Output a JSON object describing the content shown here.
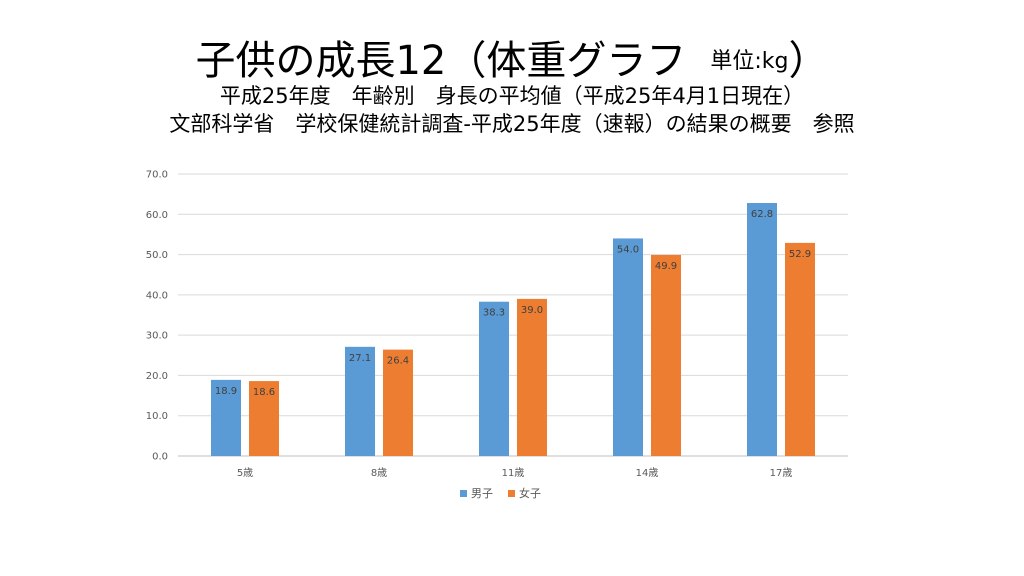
{
  "title": {
    "main": "子供の成長12（体重グラフ",
    "unit": "単位:kg",
    "unit_close": "）",
    "line2": "平成25年度　年齢別　身長の平均値（平成25年4月1日現在）",
    "line3": "文部科学省　学校保健統計調査-平成25年度（速報）の結果の概要　参照"
  },
  "chart_data": {
    "type": "bar",
    "categories": [
      "5歳",
      "8歳",
      "11歳",
      "14歳",
      "17歳"
    ],
    "series": [
      {
        "name": "男子",
        "color": "#5B9BD5",
        "values": [
          18.9,
          27.1,
          38.3,
          54.0,
          62.8
        ],
        "labels": [
          "18.9",
          "27.1",
          "38.3",
          "54.0",
          "62.8"
        ]
      },
      {
        "name": "女子",
        "color": "#ED7D31",
        "values": [
          18.6,
          26.4,
          39.0,
          49.9,
          52.9
        ],
        "labels": [
          "18.6",
          "26.4",
          "39.0",
          "49.9",
          "52.9"
        ]
      }
    ],
    "ylim": [
      0,
      70
    ],
    "yticks": [
      "0.0",
      "10.0",
      "20.0",
      "30.0",
      "40.0",
      "50.0",
      "60.0",
      "70.0"
    ],
    "grid": true,
    "legend_position": "bottom"
  }
}
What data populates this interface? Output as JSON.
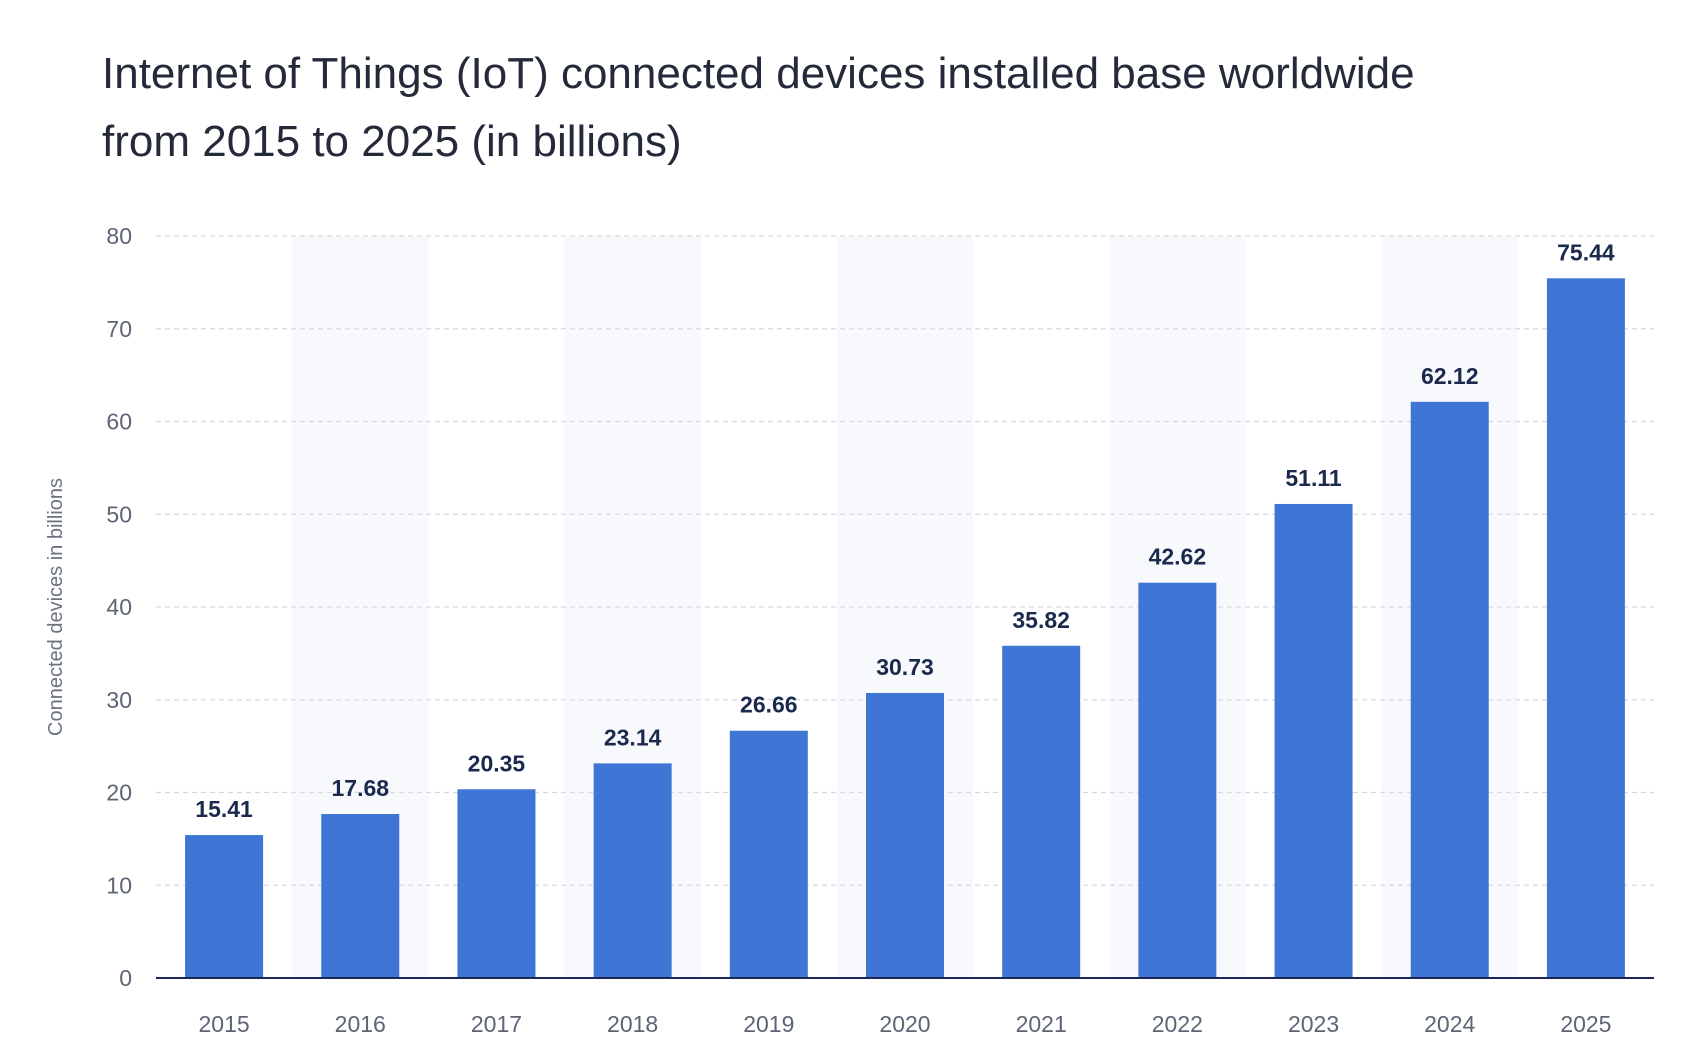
{
  "chart_data": {
    "type": "bar",
    "title_lines": [
      "Internet of Things (IoT) connected devices installed base worldwide",
      "from 2015 to 2025 (in billions)"
    ],
    "ylabel": "Connected devices in billions",
    "xlabel": "",
    "ylim": [
      0,
      80
    ],
    "yticks": [
      0,
      10,
      20,
      30,
      40,
      50,
      60,
      70,
      80
    ],
    "categories": [
      "2015",
      "2016",
      "2017",
      "2018",
      "2019",
      "2020",
      "2021",
      "2022",
      "2023",
      "2024",
      "2025"
    ],
    "values": [
      15.41,
      17.68,
      20.35,
      23.14,
      26.66,
      30.73,
      35.82,
      42.62,
      51.11,
      62.12,
      75.44
    ],
    "data_labels": [
      "15.41",
      "17.68",
      "20.35",
      "23.14",
      "26.66",
      "30.73",
      "35.82",
      "42.62",
      "51.11",
      "62.12",
      "75.44"
    ],
    "grid": true,
    "alternating_column_shading": true,
    "colors": {
      "bar": "#3f76d6",
      "band": "#f7f9fd",
      "grid": "#d6d9de",
      "axis": "#1c2757",
      "title": "#252a3a",
      "data_label": "#1b2a4c",
      "tick_label": "#5d6474"
    }
  }
}
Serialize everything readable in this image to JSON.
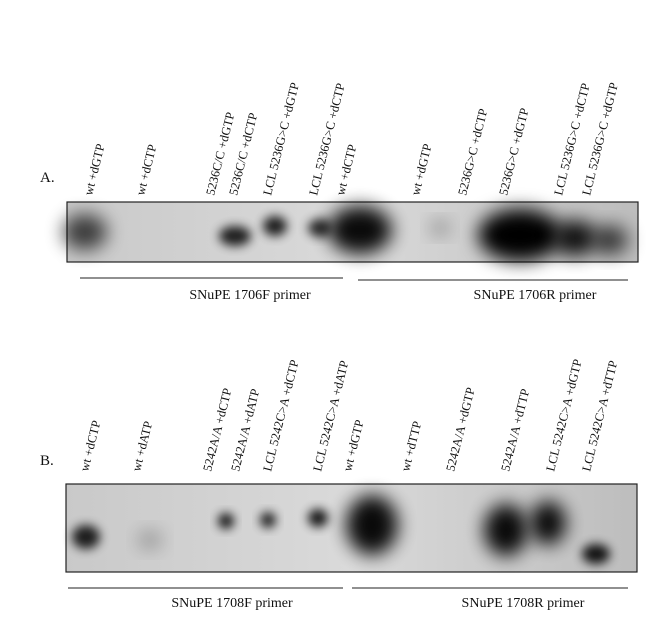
{
  "panels": [
    {
      "label": "A.",
      "lanes": [
        "wt +dGTP",
        "wt +dCTP",
        "5236C/C +dGTP",
        "5236C/C +dCTP",
        "LCL 5236G>C +dGTP",
        "LCL 5236G>C +dCTP",
        "wt +dCTP",
        "wt +dGTP",
        "5236G>C +dCTP",
        "5236G>C +dGTP",
        "LCL 5236G>C +dCTP",
        "LCL 5236G>C +dGTP"
      ],
      "primers": [
        "SNuPE 1706F primer",
        "SNuPE 1706R primer"
      ]
    },
    {
      "label": "B.",
      "lanes": [
        "wt +dCTP",
        "wt +dATP",
        "5242A/A +dCTP",
        "5242A/A +dATP",
        "LCL 5242C>A +dCTP",
        "LCL 5242C>A +dATP",
        "wt +dGTP",
        "wt +dTTP",
        "5242A/A +dGTP",
        "5242A/A +dTTP",
        "LCL 5242C>A +dGTP",
        "LCL 5242C>A +dTTP"
      ],
      "primers": [
        "SNuPE 1708F primer",
        "SNuPE 1708R primer"
      ]
    }
  ]
}
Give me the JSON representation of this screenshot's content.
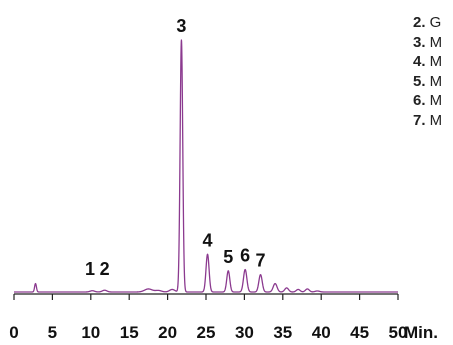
{
  "chart_data": {
    "type": "line",
    "x_axis": {
      "min": 0,
      "max": 50,
      "ticks": [
        0,
        5,
        10,
        15,
        20,
        25,
        30,
        35,
        40,
        45,
        50
      ],
      "tick_labels": [
        "0",
        "5",
        "10",
        "15",
        "20",
        "25",
        "30",
        "35",
        "40",
        "45",
        "50"
      ],
      "unit_label": "Min."
    },
    "y_axis": {
      "min": 0,
      "max": 1
    },
    "grid": false,
    "colors": {
      "trace": "#8b3a8f",
      "axis": "#222222",
      "text": "#111111"
    },
    "baseline": 0.012,
    "peaks": [
      {
        "x": 2.8,
        "height": 0.045,
        "width": 0.12
      },
      {
        "x": 10.2,
        "height": 0.005,
        "width": 0.3
      },
      {
        "x": 11.8,
        "height": 0.007,
        "width": 0.3
      },
      {
        "x": 17.5,
        "height": 0.012,
        "width": 0.5
      },
      {
        "x": 18.8,
        "height": 0.018,
        "width": 0.4
      },
      {
        "x": 20.6,
        "height": 0.022,
        "width": 0.35
      },
      {
        "x": 21.8,
        "height": 1.0,
        "width": 0.17
      },
      {
        "x": 25.2,
        "height": 0.16,
        "width": 0.2
      },
      {
        "x": 27.9,
        "height": 0.095,
        "width": 0.2
      },
      {
        "x": 30.1,
        "height": 0.1,
        "width": 0.22
      },
      {
        "x": 32.1,
        "height": 0.08,
        "width": 0.22
      },
      {
        "x": 34.0,
        "height": 0.045,
        "width": 0.25
      },
      {
        "x": 35.5,
        "height": 0.028,
        "width": 0.25
      },
      {
        "x": 37.0,
        "height": 0.022,
        "width": 0.25
      },
      {
        "x": 38.2,
        "height": 0.024,
        "width": 0.25
      },
      {
        "x": 39.5,
        "height": 0.016,
        "width": 0.3
      }
    ],
    "peak_labels": [
      {
        "text": "1",
        "x": 9.9
      },
      {
        "text": "2",
        "x": 11.8
      },
      {
        "text": "3",
        "x": 21.8
      },
      {
        "text": "4",
        "x": 25.2
      },
      {
        "text": "5",
        "x": 27.9
      },
      {
        "text": "6",
        "x": 30.1
      },
      {
        "text": "7",
        "x": 32.1
      }
    ],
    "legend": [
      {
        "number": "2.",
        "text": "G"
      },
      {
        "number": "3.",
        "text": "M"
      },
      {
        "number": "4.",
        "text": "M"
      },
      {
        "number": "5.",
        "text": "M"
      },
      {
        "number": "6.",
        "text": "M"
      },
      {
        "number": "7.",
        "text": "M"
      }
    ]
  }
}
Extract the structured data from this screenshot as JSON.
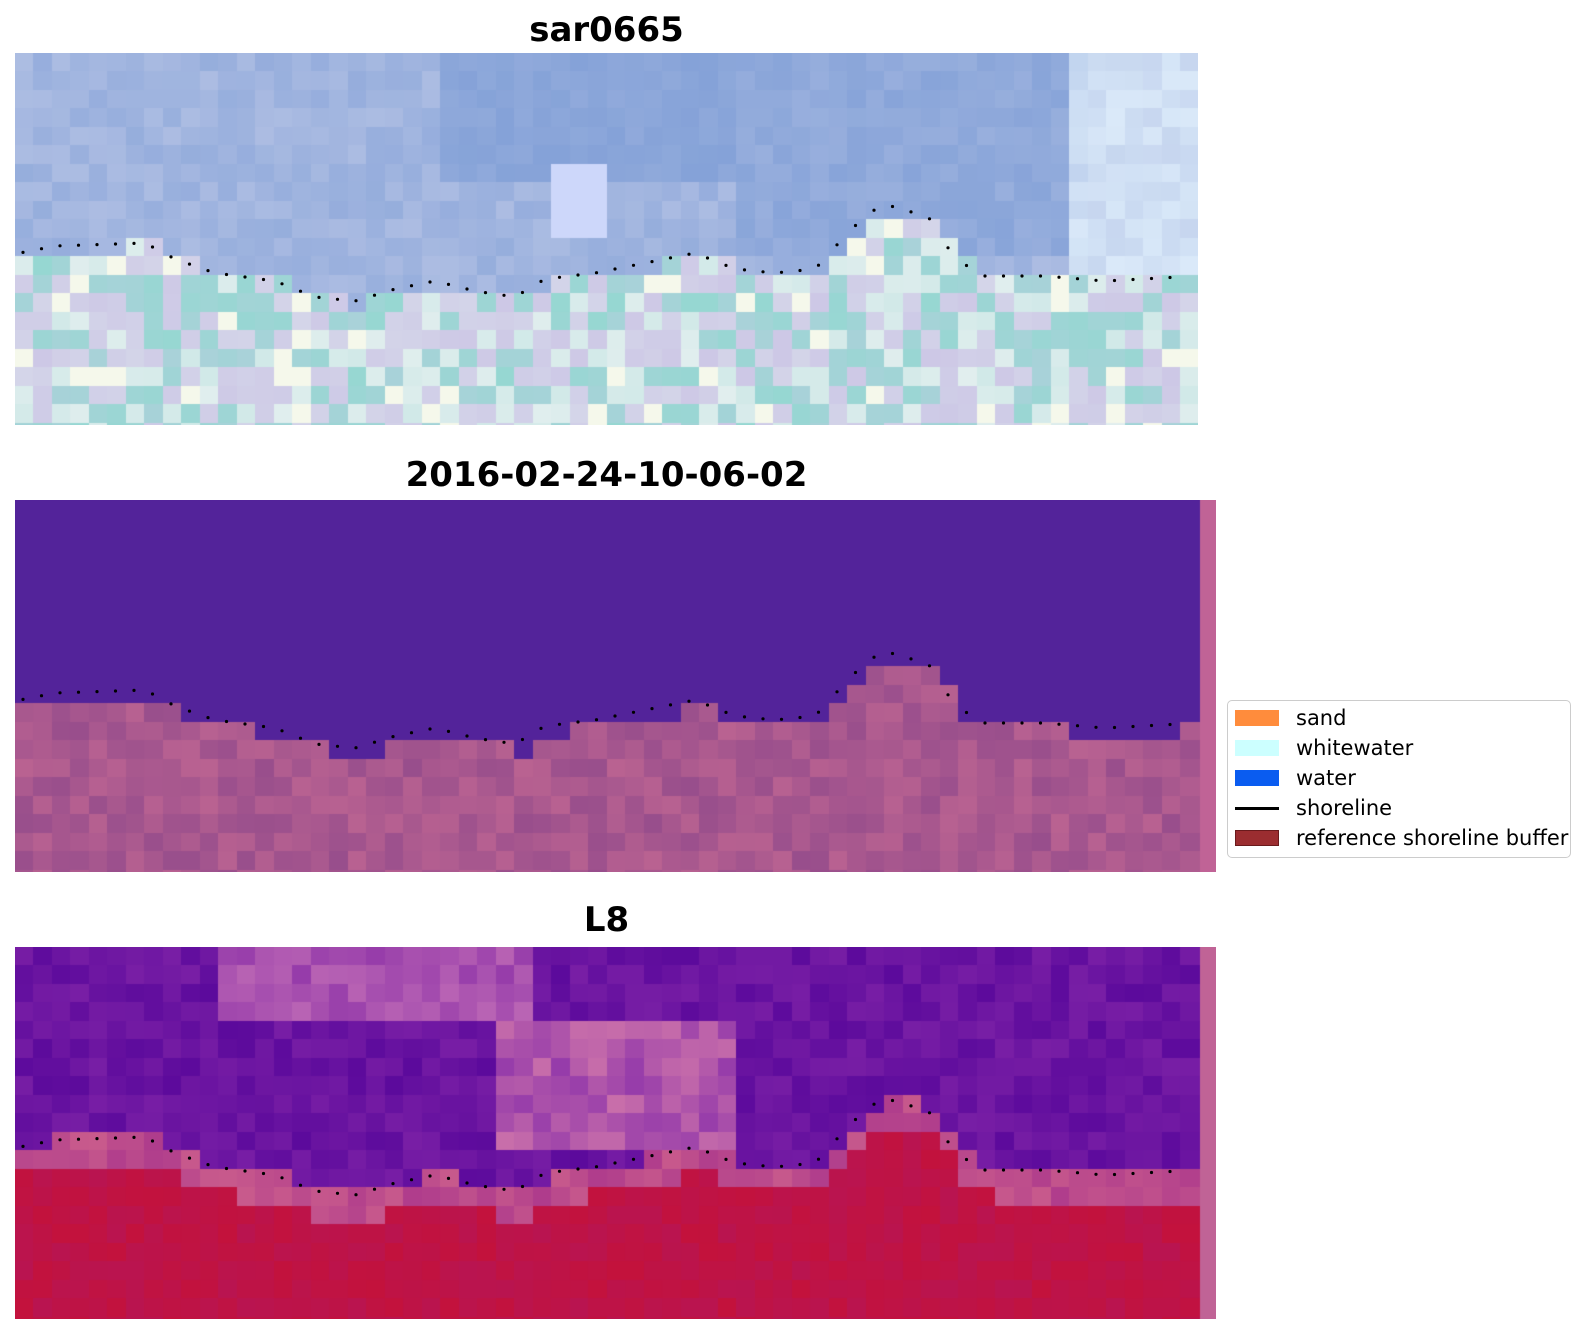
{
  "panels": [
    {
      "title": "sar0665",
      "kind": "sar"
    },
    {
      "title": "2016-02-24-10-06-02",
      "kind": "classified"
    },
    {
      "title": "L8",
      "kind": "index"
    }
  ],
  "legend": {
    "items": [
      {
        "label": "sand",
        "color": "#ff8c3c",
        "type": "patch"
      },
      {
        "label": "whitewater",
        "color": "#ccffff",
        "type": "patch"
      },
      {
        "label": "water",
        "color": "#0a5cf0",
        "type": "patch"
      },
      {
        "label": "shoreline",
        "color": "#000000",
        "type": "line"
      },
      {
        "label": "reference shoreline buffer",
        "color": "#9b2d30",
        "type": "patch"
      }
    ]
  },
  "colors": {
    "shoreline_dots": "#000000",
    "classified_water": "#53239a",
    "classified_land": "#a1548d",
    "edge_strip": "#c06396",
    "index_top": "#5b0b9c",
    "index_bottom": "#c20a3a"
  }
}
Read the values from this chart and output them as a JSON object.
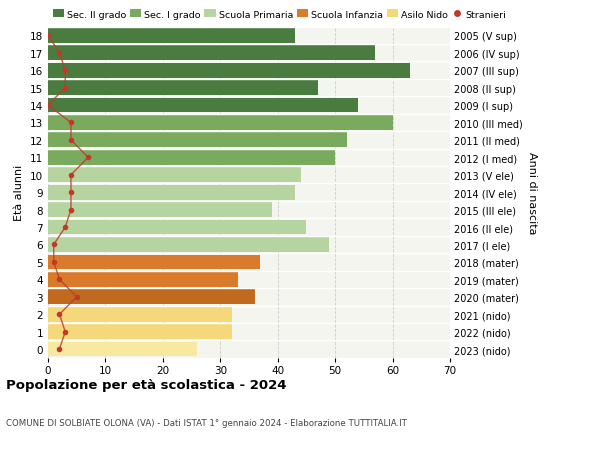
{
  "ages": [
    18,
    17,
    16,
    15,
    14,
    13,
    12,
    11,
    10,
    9,
    8,
    7,
    6,
    5,
    4,
    3,
    2,
    1,
    0
  ],
  "values": [
    43,
    57,
    63,
    47,
    54,
    60,
    52,
    50,
    44,
    43,
    39,
    45,
    49,
    37,
    33,
    36,
    32,
    32,
    26
  ],
  "stranieri": [
    0,
    2,
    3,
    3,
    0,
    4,
    4,
    7,
    4,
    4,
    4,
    3,
    1,
    1,
    2,
    5,
    2,
    3,
    2
  ],
  "right_labels": [
    "2005 (V sup)",
    "2006 (IV sup)",
    "2007 (III sup)",
    "2008 (II sup)",
    "2009 (I sup)",
    "2010 (III med)",
    "2011 (II med)",
    "2012 (I med)",
    "2013 (V ele)",
    "2014 (IV ele)",
    "2015 (III ele)",
    "2016 (II ele)",
    "2017 (I ele)",
    "2018 (mater)",
    "2019 (mater)",
    "2020 (mater)",
    "2021 (nido)",
    "2022 (nido)",
    "2023 (nido)"
  ],
  "bar_colors": [
    "#4a7c3f",
    "#4a7c3f",
    "#4a7c3f",
    "#4a7c3f",
    "#4a7c3f",
    "#7aaa5e",
    "#7aaa5e",
    "#7aaa5e",
    "#b5d4a0",
    "#b5d4a0",
    "#b5d4a0",
    "#b5d4a0",
    "#b5d4a0",
    "#d97b2a",
    "#d97b2a",
    "#c06a20",
    "#f5d87a",
    "#f5d87a",
    "#f9e9a0"
  ],
  "legend_labels": [
    "Sec. II grado",
    "Sec. I grado",
    "Scuola Primaria",
    "Scuola Infanzia",
    "Asilo Nido",
    "Stranieri"
  ],
  "legend_colors": [
    "#4a7c3f",
    "#7aaa5e",
    "#b5d4a0",
    "#d97b2a",
    "#f5d87a",
    "#c0392b"
  ],
  "title": "Popolazione per età scolastica - 2024",
  "subtitle": "COMUNE DI SOLBIATE OLONA (VA) - Dati ISTAT 1° gennaio 2024 - Elaborazione TUTTITALIA.IT",
  "ylabel_left": "Età alunni",
  "ylabel_right": "Anni di nascita",
  "xlim": [
    0,
    70
  ],
  "bg_color": "#ffffff",
  "plot_bg_color": "#f5f5f0",
  "bar_height": 0.85,
  "stranieri_color": "#c0392b",
  "grid_color": "#cccccc",
  "xticks": [
    0,
    10,
    20,
    30,
    40,
    50,
    60,
    70
  ]
}
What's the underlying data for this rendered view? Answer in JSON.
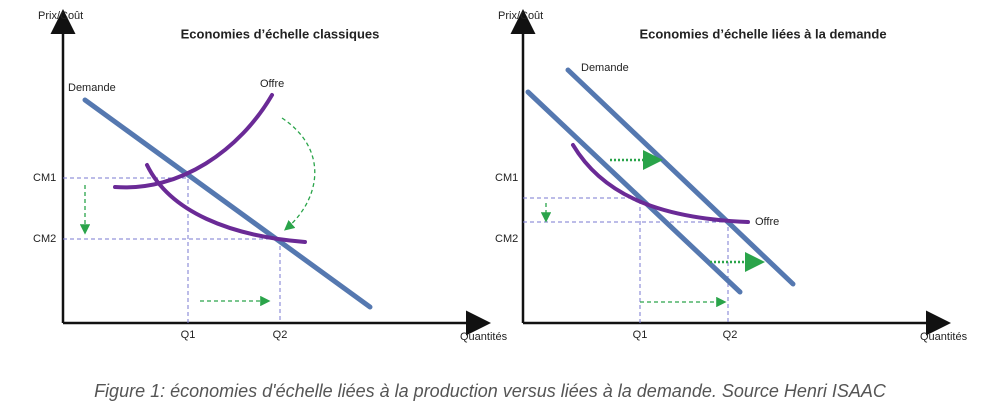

* Challenge
Where a line of the records above holds the word "SNuPE", copy that line.

* Solved problem
        "SNuPE 1706F primer",
        "SNuPE 1706R primer"
        "SNuPE 1708F primer",
        "SNuPE 1708R primer"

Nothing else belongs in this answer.